Dataset items:
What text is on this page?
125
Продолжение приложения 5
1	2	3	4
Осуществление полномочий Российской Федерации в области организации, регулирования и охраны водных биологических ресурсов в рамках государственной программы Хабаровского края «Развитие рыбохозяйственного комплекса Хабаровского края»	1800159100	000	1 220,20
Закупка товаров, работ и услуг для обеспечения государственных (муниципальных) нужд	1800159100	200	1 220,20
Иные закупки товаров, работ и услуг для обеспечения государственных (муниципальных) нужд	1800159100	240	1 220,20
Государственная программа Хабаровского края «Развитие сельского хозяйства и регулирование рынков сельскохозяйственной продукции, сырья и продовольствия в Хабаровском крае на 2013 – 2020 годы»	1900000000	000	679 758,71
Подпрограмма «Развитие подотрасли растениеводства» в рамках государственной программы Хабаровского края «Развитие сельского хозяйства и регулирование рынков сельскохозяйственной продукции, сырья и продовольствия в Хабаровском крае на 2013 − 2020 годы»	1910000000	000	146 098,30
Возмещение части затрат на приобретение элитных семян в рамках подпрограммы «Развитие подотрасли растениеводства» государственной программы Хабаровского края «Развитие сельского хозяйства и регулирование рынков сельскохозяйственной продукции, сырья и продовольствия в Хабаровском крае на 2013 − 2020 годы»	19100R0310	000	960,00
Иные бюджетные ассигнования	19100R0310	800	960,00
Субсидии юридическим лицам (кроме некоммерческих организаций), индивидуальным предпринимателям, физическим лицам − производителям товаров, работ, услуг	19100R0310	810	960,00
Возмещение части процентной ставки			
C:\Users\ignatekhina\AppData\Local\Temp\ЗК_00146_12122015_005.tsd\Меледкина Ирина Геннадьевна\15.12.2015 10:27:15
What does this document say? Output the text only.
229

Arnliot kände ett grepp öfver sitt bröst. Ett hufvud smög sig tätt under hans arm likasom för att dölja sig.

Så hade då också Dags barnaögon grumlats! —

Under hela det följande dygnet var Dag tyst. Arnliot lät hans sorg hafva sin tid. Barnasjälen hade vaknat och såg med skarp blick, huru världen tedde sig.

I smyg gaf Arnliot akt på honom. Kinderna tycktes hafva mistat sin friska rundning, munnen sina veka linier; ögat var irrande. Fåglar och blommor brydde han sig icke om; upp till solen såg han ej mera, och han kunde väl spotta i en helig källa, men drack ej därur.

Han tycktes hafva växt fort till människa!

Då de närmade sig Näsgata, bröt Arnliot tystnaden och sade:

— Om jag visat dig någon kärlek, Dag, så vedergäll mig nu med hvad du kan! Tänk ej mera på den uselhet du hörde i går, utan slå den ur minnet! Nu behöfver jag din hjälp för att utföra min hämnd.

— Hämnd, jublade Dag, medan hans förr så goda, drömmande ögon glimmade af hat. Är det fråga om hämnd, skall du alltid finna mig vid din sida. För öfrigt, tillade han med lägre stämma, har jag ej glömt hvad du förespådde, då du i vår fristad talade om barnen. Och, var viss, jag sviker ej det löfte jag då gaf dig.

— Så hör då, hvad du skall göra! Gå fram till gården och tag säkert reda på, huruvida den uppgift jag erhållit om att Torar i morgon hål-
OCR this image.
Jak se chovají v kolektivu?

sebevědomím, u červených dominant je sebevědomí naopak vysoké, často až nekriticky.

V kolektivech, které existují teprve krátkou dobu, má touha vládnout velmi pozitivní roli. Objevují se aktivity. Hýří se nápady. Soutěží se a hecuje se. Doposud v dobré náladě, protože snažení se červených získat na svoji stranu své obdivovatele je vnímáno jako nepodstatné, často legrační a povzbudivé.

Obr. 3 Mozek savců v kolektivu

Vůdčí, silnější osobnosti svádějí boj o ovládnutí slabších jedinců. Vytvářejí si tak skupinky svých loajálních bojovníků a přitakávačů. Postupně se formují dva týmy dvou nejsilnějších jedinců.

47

- GIVEN TASK -
Return all the lines that contain the string "части".

- COMPLETE RESPONSE -
Возмещение части затрат на приобретение элитных семян в рамках подпрограммы «Развитие подотрасли растениеводства» государственной программы Хабаровского края «Развитие сельского хозяйства и регулирование рынков сельскохозяйственной продукции, сырья и продовольствия в Хабаровском крае на 2013 − 2020 годы»	19100R0310	000	960,00
Возмещение части процентной ставки			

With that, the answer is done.